Write out every line below, from the first one down to the line that contains "bookmarks-bar: Gmail YouTube", as a JSON list of strings with one string per line and no blank lines.
--- start of Supplied records ---
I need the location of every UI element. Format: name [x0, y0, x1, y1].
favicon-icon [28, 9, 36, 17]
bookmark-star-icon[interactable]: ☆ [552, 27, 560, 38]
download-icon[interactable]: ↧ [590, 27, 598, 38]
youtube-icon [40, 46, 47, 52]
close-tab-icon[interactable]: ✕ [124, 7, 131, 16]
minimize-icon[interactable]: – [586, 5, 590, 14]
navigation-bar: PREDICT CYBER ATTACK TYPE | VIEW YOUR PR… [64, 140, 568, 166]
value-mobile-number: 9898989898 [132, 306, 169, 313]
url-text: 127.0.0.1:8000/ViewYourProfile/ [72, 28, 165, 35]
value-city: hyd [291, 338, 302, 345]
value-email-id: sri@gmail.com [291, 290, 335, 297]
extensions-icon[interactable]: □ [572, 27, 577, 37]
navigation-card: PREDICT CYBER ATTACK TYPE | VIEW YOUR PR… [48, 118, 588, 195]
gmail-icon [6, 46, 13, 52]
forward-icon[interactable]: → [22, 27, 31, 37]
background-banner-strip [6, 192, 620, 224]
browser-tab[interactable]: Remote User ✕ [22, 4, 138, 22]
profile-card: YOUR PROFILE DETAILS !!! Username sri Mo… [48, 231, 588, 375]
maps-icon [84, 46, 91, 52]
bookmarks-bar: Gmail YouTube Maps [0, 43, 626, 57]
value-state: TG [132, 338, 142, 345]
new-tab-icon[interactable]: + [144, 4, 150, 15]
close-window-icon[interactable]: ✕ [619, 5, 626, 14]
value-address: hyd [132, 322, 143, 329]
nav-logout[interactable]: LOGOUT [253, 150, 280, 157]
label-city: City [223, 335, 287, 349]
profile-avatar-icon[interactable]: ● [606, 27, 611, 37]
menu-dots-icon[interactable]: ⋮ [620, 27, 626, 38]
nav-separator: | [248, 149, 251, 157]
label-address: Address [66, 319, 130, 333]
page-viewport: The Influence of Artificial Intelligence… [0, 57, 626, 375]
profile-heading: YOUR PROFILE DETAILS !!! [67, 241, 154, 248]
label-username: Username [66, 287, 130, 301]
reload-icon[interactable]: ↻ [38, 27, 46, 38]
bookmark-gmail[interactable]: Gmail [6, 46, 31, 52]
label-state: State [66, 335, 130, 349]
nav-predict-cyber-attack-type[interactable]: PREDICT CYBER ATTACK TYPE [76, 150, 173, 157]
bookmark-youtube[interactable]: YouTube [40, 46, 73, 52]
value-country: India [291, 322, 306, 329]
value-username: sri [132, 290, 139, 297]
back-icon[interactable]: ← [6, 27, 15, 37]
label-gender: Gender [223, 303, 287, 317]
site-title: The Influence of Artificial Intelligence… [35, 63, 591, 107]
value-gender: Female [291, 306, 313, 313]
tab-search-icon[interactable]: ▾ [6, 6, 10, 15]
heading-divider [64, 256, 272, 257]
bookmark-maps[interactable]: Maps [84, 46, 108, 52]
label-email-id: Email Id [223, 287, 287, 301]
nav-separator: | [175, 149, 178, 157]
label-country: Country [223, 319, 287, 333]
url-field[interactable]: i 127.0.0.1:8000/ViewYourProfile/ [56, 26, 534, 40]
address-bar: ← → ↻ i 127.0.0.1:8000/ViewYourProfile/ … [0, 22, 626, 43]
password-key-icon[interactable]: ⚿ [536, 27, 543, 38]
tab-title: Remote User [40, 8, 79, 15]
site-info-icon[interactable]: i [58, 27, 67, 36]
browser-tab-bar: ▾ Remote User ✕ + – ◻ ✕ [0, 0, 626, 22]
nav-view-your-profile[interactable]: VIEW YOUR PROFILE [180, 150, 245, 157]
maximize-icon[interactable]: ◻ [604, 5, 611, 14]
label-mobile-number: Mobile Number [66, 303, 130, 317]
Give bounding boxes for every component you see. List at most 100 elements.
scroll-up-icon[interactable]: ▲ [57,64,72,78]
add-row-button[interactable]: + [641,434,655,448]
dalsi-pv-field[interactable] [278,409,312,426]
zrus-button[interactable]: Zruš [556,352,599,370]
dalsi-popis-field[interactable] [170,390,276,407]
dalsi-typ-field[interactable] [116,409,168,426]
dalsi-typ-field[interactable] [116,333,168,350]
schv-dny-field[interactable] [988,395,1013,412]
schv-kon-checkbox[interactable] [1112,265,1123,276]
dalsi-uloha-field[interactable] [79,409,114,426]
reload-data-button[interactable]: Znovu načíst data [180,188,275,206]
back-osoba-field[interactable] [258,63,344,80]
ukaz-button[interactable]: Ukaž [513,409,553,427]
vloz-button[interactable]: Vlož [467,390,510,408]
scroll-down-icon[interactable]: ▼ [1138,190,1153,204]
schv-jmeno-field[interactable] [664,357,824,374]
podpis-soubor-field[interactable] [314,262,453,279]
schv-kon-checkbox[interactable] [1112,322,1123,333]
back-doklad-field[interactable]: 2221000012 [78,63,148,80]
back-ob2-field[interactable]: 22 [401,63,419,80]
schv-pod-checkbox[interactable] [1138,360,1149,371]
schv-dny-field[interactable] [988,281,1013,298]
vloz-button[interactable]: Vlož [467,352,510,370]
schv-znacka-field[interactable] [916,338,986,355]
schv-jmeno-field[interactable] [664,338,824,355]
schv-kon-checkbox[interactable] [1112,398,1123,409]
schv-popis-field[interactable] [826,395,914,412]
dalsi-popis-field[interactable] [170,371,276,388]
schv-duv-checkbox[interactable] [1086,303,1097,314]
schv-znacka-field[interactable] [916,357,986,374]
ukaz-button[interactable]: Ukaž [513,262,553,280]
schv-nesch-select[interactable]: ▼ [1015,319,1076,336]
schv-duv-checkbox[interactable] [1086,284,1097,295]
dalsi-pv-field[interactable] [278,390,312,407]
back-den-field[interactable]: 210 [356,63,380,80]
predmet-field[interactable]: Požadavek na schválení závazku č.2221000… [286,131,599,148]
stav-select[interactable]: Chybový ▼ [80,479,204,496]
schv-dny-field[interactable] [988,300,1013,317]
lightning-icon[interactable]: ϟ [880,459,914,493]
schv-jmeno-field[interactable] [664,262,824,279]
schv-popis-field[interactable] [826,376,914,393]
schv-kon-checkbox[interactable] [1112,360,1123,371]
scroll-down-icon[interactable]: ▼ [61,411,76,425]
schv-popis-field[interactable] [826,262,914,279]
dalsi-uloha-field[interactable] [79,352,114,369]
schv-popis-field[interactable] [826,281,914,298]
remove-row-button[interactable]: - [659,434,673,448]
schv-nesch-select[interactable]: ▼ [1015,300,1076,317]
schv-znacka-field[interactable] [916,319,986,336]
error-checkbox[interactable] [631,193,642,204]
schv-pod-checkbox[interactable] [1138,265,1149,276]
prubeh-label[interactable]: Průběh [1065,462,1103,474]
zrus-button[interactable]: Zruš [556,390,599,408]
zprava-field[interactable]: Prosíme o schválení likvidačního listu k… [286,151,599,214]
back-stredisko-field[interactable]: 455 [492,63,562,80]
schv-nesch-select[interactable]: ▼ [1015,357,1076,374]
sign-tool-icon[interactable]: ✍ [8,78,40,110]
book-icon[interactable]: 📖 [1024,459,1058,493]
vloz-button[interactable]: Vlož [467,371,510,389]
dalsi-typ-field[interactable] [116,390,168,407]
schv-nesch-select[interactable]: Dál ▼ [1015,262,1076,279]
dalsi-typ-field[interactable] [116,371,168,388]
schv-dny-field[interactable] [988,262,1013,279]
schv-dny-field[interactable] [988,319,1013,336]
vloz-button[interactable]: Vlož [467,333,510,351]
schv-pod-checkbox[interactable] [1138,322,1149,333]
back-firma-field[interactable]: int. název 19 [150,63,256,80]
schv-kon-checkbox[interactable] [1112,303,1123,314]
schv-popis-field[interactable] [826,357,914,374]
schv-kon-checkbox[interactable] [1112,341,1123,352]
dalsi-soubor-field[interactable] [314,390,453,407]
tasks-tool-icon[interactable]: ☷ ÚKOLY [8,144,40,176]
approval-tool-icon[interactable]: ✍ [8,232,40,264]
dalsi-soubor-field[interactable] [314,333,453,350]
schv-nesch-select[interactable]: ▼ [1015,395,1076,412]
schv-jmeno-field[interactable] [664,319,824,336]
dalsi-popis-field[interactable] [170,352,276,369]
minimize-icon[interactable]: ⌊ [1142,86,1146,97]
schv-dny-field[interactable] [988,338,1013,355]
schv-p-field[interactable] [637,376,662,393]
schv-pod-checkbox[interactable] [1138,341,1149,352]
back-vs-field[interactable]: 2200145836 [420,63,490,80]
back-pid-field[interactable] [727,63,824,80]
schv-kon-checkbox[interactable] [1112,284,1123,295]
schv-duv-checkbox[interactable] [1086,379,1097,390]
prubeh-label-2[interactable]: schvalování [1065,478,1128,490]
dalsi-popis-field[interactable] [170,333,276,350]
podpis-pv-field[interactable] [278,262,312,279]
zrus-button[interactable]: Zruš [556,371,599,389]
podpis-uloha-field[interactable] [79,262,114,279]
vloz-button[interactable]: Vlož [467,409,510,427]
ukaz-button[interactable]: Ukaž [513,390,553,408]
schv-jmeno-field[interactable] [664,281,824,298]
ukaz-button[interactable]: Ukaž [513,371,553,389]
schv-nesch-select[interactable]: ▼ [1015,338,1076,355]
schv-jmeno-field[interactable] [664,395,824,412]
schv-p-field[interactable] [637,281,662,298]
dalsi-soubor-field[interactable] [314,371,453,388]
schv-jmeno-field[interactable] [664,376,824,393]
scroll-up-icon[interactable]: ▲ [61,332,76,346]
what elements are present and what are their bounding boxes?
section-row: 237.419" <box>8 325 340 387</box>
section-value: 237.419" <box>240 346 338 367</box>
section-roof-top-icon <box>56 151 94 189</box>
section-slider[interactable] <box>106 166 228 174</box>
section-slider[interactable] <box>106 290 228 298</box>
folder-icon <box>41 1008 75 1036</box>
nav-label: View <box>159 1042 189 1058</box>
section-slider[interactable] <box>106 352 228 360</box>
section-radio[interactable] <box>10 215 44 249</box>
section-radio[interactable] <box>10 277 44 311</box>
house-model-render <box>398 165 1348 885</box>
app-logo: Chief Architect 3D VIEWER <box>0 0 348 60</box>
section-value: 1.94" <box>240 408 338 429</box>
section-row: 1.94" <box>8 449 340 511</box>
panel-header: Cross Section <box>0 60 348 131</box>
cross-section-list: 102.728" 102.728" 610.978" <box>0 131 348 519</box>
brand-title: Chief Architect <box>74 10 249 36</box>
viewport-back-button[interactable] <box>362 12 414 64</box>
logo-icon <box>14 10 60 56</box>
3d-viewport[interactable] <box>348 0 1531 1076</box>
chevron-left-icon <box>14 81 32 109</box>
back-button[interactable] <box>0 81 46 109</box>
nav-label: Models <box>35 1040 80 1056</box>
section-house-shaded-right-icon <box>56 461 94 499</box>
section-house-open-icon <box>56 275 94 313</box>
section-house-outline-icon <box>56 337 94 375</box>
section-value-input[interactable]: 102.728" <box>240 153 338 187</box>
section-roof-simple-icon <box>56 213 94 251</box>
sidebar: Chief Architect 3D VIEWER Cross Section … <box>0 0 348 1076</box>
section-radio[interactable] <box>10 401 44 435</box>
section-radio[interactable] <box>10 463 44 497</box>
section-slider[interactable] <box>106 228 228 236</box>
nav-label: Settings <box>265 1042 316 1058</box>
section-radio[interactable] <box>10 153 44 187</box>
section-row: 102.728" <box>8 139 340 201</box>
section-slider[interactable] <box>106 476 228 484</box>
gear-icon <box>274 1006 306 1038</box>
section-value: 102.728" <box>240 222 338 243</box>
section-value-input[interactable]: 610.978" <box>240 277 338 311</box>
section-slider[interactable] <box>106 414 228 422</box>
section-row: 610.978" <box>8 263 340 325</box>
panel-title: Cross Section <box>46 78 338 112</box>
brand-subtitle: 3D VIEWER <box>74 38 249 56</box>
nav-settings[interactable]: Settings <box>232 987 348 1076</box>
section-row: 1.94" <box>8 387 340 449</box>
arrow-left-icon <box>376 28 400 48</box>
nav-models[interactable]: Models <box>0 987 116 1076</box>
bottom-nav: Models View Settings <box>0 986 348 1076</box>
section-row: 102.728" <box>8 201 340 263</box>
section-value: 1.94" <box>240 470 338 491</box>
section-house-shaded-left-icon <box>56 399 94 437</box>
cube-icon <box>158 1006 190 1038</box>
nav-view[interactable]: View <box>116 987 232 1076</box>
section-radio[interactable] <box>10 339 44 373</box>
--- end of Supplied records ---
**Task answer**
[
  "I need the location of every UI element. Format: name [x0, y0, x1, y1].",
  "favicon-icon [28, 9, 36, 17]",
  "bookmark-star-icon[interactable]: ☆ [552, 27, 560, 38]",
  "download-icon[interactable]: ↧ [590, 27, 598, 38]",
  "youtube-icon [40, 46, 47, 52]",
  "close-tab-icon[interactable]: ✕ [124, 7, 131, 16]",
  "minimize-icon[interactable]: – [586, 5, 590, 14]",
  "navigation-bar: PREDICT CYBER ATTACK TYPE | VIEW YOUR PR… [64, 140, 568, 166]",
  "value-mobile-number: 9898989898 [132, 306, 169, 313]",
  "url-text: 127.0.0.1:8000/ViewYourProfile/ [72, 28, 165, 35]",
  "value-city: hyd [291, 338, 302, 345]",
  "value-email-id: sri@gmail.com [291, 290, 335, 297]",
  "extensions-icon[interactable]: □ [572, 27, 577, 37]",
  "navigation-card: PREDICT CYBER ATTACK TYPE | VIEW YOUR PR… [48, 118, 588, 195]",
  "gmail-icon [6, 46, 13, 52]",
  "forward-icon[interactable]: → [22, 27, 31, 37]",
  "background-banner-strip [6, 192, 620, 224]",
  "browser-tab[interactable]: Remote User ✕ [22, 4, 138, 22]",
  "profile-card: YOUR PROFILE DETAILS !!! Username sri Mo… [48, 231, 588, 375]",
  "maps-icon [84, 46, 91, 52]",
  "bookmarks-bar: Gmail YouTube Maps [0, 43, 626, 57]"
]